[SET EXERCISE]: Return every line below in which "State" appears.

[INPUT RECORDS]:
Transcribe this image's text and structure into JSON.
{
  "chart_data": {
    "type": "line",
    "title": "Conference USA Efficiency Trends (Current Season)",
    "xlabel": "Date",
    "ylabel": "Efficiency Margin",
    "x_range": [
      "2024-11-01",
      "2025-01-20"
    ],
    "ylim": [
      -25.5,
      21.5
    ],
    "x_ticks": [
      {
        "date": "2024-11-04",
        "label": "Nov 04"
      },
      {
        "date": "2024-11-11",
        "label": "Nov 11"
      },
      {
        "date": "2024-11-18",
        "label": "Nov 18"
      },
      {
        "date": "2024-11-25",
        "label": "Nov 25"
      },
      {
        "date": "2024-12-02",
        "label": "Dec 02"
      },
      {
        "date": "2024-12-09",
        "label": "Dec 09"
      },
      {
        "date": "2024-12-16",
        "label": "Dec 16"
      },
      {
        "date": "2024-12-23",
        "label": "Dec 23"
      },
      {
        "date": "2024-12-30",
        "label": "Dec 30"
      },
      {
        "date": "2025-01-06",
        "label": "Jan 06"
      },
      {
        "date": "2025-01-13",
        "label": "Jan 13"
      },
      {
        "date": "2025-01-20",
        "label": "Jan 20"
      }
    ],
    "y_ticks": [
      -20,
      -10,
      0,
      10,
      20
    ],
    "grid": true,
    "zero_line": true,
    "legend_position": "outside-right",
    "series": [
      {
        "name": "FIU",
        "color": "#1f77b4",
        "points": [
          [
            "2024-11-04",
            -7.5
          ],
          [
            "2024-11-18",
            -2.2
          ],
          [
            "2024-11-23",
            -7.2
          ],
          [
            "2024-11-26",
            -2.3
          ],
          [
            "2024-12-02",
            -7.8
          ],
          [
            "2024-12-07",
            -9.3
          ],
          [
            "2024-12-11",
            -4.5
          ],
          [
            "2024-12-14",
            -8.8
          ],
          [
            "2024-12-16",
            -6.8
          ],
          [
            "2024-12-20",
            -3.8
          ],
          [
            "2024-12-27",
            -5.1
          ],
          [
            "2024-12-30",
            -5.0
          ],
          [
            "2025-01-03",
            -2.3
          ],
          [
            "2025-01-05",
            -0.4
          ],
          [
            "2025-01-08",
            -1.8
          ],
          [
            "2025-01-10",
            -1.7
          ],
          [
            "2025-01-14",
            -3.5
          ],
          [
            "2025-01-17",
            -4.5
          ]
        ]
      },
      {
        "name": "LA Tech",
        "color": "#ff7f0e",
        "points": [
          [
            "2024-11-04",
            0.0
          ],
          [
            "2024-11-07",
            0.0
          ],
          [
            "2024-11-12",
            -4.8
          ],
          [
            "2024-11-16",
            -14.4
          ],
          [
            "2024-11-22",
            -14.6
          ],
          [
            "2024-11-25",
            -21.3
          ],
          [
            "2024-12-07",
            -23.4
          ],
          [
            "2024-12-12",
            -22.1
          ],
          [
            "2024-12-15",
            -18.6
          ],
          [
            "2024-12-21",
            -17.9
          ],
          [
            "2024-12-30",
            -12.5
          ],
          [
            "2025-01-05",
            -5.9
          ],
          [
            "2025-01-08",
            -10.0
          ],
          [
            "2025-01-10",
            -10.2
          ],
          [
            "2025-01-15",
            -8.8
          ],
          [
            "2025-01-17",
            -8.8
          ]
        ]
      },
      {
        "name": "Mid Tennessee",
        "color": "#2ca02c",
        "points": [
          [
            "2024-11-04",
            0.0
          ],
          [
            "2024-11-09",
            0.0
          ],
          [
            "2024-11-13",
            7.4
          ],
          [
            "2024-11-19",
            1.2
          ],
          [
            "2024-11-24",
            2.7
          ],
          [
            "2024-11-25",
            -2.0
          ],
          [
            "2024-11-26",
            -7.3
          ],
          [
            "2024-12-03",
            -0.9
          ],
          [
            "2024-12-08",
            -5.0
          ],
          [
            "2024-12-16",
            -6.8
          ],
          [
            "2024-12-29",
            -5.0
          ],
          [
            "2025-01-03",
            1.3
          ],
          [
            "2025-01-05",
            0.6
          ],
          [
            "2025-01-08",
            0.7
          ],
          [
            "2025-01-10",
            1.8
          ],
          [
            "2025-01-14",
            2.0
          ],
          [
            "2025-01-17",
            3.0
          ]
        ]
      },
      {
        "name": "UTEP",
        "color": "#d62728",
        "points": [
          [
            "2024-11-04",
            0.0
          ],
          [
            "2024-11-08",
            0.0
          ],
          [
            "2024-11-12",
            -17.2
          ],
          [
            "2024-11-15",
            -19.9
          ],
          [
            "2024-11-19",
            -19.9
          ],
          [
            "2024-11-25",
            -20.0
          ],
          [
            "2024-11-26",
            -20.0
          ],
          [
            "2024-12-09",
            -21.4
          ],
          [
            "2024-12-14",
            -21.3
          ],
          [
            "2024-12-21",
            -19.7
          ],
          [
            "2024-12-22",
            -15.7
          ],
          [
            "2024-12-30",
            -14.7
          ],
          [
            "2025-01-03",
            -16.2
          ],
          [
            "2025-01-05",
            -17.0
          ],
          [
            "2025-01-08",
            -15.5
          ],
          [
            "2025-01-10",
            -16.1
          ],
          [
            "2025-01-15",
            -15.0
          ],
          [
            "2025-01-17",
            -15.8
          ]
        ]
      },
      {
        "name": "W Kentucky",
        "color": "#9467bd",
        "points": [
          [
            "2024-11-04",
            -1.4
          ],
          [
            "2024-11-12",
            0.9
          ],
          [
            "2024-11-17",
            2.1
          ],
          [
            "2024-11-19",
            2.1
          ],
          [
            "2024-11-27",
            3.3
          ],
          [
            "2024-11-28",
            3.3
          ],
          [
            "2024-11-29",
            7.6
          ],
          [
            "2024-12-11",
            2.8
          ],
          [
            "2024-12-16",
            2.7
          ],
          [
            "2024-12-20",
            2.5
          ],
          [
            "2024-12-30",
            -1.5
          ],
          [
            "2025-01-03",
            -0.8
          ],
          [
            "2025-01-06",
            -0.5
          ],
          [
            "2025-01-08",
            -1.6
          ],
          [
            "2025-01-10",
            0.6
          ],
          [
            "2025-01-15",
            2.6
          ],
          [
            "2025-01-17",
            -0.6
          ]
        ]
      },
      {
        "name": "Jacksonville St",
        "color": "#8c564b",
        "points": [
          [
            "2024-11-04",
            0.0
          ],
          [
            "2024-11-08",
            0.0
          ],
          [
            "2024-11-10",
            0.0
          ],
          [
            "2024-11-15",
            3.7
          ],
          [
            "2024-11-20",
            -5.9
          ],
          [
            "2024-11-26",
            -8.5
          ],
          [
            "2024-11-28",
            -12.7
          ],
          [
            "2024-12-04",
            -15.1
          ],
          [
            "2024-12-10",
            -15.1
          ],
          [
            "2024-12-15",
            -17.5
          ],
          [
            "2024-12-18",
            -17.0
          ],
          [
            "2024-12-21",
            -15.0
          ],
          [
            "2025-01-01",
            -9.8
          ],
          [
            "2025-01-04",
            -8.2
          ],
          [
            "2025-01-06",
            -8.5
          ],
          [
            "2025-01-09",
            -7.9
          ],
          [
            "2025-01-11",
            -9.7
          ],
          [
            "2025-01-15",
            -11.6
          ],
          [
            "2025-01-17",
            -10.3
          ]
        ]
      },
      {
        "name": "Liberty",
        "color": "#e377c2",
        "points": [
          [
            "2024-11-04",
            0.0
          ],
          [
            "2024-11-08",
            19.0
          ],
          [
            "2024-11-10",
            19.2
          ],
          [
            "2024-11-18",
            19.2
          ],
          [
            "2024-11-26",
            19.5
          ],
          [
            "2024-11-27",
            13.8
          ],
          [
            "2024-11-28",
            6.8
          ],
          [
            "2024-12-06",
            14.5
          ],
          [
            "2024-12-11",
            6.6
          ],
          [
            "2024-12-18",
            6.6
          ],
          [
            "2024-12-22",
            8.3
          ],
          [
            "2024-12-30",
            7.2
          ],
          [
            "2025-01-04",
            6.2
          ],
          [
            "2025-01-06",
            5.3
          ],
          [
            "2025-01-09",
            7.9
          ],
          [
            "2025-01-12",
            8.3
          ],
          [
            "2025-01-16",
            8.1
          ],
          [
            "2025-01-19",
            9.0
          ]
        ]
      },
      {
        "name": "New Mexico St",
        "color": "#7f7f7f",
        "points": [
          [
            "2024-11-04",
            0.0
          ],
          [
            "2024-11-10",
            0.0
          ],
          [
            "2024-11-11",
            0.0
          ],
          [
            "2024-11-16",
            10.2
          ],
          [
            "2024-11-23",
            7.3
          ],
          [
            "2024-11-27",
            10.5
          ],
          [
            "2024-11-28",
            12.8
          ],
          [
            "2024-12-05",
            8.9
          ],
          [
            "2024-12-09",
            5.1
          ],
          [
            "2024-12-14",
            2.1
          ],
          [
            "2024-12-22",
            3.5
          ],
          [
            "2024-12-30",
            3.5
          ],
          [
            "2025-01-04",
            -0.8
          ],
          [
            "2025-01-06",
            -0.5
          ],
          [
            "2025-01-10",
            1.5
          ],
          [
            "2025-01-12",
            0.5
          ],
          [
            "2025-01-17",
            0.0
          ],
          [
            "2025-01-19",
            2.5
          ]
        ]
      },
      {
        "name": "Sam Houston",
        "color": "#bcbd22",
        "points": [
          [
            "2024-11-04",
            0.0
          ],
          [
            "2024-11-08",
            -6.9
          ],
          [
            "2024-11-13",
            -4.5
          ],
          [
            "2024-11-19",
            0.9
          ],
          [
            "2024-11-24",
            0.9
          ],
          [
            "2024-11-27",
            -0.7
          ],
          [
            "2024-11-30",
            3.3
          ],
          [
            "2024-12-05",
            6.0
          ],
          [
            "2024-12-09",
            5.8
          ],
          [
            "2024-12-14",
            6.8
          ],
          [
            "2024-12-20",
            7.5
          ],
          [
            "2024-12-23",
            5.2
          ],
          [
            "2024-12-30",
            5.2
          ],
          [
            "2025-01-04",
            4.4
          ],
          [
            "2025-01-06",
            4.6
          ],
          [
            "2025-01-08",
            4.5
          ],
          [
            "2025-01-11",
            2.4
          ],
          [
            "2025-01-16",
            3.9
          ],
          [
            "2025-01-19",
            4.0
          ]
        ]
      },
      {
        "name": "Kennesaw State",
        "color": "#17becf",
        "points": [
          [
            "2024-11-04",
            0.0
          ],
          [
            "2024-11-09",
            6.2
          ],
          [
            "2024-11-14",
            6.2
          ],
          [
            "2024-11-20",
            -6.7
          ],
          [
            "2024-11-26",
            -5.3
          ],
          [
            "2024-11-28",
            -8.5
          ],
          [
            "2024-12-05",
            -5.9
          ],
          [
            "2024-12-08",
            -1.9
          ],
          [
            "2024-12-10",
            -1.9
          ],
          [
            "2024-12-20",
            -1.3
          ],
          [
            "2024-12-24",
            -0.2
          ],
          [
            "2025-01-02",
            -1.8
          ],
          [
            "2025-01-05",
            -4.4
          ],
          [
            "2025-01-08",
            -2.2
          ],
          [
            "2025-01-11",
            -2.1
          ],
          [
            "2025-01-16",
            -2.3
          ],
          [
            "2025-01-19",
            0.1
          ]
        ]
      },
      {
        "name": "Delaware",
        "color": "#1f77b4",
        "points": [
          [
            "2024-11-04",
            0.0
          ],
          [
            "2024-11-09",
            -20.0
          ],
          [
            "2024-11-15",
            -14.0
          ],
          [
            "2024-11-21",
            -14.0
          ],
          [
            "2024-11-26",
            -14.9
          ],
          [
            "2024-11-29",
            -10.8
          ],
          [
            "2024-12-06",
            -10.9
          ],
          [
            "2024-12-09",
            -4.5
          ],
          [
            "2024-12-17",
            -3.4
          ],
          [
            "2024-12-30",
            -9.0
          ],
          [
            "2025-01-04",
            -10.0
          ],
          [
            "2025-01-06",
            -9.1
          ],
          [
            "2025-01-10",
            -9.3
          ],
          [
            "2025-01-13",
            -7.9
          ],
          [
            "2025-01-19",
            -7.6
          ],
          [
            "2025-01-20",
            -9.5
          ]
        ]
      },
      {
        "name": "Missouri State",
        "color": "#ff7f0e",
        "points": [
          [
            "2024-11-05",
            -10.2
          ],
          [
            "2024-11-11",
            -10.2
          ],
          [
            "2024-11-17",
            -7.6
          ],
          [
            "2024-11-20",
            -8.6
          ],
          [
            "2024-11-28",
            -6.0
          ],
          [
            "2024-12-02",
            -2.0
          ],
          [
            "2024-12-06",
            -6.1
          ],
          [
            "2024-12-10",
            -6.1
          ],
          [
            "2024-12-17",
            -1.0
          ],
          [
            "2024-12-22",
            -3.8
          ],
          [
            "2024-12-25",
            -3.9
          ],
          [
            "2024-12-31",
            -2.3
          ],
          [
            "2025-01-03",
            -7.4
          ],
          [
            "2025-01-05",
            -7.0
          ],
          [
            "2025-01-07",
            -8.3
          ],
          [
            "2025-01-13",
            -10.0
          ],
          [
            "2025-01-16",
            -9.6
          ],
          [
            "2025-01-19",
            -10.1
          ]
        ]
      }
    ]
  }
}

[WRITTEN ANSWER]:
        "name": "Kennesaw State",
        "name": "Missouri State",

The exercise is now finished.